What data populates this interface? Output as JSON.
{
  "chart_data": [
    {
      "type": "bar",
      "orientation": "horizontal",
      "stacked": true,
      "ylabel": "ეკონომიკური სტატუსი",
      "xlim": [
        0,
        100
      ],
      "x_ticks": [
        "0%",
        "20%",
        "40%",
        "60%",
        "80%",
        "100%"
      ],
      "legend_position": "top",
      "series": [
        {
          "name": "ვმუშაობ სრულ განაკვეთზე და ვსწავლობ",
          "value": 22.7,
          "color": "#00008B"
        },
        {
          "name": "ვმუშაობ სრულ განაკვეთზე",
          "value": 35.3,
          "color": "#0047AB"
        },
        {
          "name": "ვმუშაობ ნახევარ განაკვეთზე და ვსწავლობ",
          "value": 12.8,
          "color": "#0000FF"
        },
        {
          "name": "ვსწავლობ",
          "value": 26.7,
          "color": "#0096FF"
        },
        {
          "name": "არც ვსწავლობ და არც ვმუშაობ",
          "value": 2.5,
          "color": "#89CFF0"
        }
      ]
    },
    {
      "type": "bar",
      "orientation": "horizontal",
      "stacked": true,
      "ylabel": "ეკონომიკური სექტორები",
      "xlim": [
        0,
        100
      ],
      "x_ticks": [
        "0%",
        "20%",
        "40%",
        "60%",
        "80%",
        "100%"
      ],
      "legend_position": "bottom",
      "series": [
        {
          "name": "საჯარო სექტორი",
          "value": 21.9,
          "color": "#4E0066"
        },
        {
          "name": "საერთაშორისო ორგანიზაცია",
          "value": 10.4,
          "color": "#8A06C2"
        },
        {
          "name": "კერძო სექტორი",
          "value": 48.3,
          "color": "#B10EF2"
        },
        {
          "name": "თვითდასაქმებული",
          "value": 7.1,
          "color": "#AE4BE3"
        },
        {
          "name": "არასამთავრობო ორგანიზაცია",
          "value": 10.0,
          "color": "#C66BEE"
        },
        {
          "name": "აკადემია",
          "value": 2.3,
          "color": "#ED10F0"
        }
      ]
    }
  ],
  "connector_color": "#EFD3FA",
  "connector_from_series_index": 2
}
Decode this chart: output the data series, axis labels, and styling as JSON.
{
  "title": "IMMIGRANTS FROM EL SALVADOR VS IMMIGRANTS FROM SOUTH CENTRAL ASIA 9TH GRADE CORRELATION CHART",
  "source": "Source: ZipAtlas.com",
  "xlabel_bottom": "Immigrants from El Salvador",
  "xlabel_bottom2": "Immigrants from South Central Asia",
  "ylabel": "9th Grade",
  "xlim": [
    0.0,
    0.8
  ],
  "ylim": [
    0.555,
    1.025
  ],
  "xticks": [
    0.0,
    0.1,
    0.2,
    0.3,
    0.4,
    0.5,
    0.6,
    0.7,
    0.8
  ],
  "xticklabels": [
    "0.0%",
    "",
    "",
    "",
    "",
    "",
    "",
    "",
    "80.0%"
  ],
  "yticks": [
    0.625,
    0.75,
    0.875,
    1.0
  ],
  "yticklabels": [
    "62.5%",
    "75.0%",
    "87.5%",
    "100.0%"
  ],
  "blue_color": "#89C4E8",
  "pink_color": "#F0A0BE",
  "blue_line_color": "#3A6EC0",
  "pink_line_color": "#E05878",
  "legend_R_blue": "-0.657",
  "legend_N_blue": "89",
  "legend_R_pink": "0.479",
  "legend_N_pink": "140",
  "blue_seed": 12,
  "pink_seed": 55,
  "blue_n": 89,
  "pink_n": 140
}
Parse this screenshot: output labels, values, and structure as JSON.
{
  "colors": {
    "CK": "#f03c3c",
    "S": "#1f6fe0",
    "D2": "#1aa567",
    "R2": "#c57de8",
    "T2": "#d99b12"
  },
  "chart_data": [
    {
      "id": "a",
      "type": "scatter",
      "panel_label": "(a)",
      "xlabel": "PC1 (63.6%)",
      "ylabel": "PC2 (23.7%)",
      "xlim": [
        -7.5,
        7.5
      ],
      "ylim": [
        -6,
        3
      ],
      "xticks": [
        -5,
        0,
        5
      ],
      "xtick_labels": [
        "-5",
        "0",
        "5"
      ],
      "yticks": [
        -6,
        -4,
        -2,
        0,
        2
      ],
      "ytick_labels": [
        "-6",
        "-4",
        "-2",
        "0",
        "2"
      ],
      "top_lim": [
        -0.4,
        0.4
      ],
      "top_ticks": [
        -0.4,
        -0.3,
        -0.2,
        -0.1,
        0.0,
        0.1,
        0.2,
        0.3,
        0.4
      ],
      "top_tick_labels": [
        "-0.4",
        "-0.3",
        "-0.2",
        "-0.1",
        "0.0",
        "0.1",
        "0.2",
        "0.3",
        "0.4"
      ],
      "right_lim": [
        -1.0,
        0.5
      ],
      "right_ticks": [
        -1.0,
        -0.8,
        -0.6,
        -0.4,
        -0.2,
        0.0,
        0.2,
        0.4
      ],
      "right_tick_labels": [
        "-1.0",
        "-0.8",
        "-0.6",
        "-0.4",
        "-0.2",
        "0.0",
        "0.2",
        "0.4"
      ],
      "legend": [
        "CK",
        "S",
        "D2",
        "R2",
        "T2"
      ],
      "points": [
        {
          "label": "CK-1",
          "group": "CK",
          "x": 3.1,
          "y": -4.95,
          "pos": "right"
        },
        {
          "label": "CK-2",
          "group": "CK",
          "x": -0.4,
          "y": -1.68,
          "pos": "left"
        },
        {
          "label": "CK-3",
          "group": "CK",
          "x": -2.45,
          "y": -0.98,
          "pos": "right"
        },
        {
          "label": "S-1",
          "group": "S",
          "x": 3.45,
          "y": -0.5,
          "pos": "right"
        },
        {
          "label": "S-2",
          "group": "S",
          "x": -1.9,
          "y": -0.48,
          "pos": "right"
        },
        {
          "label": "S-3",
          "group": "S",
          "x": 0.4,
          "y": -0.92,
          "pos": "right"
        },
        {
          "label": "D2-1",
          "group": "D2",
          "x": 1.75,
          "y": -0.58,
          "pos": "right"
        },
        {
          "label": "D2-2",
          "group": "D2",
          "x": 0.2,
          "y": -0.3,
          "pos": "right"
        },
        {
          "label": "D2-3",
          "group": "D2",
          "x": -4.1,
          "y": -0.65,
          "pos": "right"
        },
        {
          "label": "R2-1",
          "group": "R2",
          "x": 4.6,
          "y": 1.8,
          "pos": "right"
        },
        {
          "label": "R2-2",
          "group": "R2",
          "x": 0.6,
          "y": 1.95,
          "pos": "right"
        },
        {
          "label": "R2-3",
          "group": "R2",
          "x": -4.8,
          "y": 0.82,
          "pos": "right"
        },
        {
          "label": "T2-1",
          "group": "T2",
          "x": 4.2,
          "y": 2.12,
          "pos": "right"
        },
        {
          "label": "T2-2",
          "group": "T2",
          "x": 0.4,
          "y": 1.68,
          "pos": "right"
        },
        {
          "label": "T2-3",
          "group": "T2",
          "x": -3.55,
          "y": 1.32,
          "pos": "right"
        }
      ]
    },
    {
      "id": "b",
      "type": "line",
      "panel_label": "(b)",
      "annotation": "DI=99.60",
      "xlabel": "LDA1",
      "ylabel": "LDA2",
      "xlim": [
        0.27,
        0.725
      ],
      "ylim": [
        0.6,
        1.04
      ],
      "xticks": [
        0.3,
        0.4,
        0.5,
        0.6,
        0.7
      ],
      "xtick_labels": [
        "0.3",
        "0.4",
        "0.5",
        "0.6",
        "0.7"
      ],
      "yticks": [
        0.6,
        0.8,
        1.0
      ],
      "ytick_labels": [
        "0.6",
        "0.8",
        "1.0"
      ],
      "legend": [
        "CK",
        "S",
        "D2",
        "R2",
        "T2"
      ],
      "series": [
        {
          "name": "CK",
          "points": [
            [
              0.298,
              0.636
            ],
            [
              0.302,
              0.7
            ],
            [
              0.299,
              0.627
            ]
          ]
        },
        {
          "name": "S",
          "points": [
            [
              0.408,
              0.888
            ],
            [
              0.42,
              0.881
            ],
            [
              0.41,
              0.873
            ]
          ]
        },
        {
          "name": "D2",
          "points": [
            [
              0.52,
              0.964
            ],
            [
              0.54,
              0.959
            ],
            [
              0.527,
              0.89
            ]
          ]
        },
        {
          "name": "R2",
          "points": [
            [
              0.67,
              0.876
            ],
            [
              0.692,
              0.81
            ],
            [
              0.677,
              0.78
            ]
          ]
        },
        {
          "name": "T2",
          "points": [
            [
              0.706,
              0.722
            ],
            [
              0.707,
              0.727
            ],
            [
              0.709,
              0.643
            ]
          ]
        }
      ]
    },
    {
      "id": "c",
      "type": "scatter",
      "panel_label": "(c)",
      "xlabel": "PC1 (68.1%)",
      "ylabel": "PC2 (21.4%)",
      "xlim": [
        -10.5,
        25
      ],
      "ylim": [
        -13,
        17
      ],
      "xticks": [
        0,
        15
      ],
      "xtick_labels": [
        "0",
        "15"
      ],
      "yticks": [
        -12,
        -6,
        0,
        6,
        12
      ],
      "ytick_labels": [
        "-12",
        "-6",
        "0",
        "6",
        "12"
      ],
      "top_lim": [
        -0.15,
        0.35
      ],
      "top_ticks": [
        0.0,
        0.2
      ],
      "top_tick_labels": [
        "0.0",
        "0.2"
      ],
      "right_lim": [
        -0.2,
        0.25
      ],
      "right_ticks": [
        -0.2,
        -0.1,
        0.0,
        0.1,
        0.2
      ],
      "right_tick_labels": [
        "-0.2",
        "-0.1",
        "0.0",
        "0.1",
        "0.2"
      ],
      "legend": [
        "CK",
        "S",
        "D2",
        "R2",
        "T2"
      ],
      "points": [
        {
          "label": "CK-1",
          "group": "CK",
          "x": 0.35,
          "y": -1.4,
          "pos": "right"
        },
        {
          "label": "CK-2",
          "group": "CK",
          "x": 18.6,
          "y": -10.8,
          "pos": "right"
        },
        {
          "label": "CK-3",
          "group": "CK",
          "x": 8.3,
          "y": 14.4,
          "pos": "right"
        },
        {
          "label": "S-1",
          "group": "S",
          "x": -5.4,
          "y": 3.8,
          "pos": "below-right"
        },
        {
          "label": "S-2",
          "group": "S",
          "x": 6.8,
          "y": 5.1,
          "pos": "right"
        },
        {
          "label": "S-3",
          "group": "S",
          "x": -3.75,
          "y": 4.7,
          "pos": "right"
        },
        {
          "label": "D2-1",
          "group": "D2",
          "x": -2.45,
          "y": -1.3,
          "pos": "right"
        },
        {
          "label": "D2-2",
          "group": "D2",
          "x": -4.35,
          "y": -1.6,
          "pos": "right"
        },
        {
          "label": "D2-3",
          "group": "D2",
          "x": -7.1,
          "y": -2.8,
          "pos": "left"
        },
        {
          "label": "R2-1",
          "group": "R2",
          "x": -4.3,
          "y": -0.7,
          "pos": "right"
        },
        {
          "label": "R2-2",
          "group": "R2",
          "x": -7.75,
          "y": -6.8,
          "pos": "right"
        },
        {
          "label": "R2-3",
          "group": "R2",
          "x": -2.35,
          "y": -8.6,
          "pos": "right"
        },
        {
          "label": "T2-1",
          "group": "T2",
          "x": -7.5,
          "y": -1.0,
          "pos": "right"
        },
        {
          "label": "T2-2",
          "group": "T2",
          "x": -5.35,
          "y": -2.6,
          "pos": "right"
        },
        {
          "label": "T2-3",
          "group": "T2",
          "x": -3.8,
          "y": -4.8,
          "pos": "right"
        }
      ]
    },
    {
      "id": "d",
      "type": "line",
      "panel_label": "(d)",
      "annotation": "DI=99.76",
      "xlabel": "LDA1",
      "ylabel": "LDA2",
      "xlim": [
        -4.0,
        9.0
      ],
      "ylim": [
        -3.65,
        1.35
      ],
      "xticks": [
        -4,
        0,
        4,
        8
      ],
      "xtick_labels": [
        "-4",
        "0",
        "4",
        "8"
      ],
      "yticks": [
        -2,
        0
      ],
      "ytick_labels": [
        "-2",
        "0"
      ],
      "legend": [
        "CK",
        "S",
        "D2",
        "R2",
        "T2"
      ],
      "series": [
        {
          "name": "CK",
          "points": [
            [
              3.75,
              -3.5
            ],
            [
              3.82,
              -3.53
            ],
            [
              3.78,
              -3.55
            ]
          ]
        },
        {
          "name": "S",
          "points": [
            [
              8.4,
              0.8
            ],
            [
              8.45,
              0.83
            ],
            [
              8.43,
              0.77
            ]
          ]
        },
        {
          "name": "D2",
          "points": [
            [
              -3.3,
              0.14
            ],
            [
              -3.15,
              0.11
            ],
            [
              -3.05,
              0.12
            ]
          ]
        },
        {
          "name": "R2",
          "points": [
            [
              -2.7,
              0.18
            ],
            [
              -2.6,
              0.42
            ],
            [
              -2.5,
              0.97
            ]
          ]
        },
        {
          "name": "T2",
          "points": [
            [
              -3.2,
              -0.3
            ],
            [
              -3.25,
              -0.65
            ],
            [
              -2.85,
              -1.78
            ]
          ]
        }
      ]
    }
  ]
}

-*-

TO BE DONE :: Find the word "ვსწავლობ" in the data and show each line that holds it.

OUTPUT OF THE TASK ::
          "name": "ვმუშაობ სრულ განაკვეთზე და ვსწავლობ",
          "name": "ვმუშაობ ნახევარ განაკვეთზე და ვსწავლობ",
          "name": "ვსწავლობ",
          "name": "არც ვსწავლობ და არც ვმუშაობ",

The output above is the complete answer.